__Brief__. Go through the entries below and pick out every line with "kind".

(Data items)
-- BEGIN --
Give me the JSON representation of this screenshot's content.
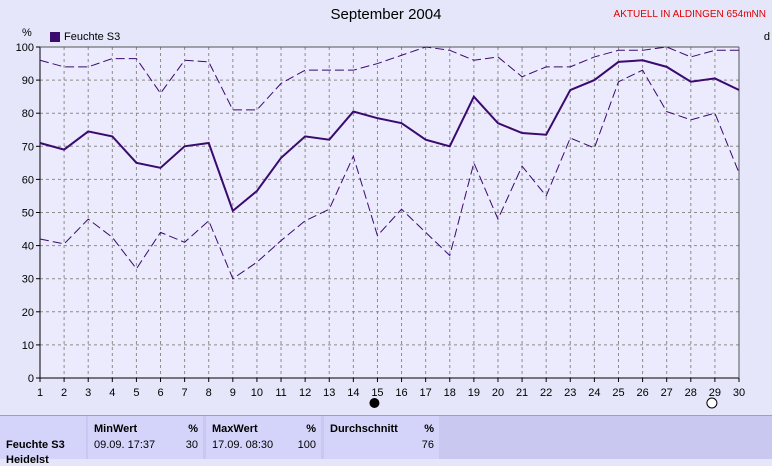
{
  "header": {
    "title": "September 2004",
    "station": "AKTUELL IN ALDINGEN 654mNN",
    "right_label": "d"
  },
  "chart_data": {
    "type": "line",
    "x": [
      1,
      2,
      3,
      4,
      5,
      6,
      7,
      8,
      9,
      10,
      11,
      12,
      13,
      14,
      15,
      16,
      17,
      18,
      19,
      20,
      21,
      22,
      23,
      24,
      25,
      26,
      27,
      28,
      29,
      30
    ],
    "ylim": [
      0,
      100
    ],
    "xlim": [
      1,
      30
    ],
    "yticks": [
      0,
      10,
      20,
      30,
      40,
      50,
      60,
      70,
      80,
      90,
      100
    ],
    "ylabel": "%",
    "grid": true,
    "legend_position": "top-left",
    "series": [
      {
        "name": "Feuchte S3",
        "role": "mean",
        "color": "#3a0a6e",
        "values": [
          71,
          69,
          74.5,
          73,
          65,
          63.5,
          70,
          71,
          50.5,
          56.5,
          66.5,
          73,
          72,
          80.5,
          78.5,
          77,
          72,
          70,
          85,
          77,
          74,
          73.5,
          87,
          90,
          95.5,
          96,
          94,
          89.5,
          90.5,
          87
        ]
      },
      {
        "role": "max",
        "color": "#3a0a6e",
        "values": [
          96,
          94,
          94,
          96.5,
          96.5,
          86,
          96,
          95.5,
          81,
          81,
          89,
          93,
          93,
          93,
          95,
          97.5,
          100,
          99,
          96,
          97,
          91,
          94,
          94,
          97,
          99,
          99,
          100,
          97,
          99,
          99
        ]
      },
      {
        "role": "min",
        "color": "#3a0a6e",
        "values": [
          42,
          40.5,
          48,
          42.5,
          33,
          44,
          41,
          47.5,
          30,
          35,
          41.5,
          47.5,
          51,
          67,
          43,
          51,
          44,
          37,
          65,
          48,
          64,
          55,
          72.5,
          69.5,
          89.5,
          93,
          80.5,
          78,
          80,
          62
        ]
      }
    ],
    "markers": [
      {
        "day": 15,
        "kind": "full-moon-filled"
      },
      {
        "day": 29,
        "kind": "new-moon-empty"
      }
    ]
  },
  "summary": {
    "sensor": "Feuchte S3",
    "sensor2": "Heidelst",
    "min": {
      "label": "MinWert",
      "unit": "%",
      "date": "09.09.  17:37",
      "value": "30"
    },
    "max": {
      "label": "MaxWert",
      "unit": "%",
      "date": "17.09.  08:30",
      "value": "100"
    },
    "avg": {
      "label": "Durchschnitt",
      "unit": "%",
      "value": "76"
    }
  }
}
-- END --
__Answer below__.
        "kind": "full-moon-filled"
        "kind": "new-moon-empty"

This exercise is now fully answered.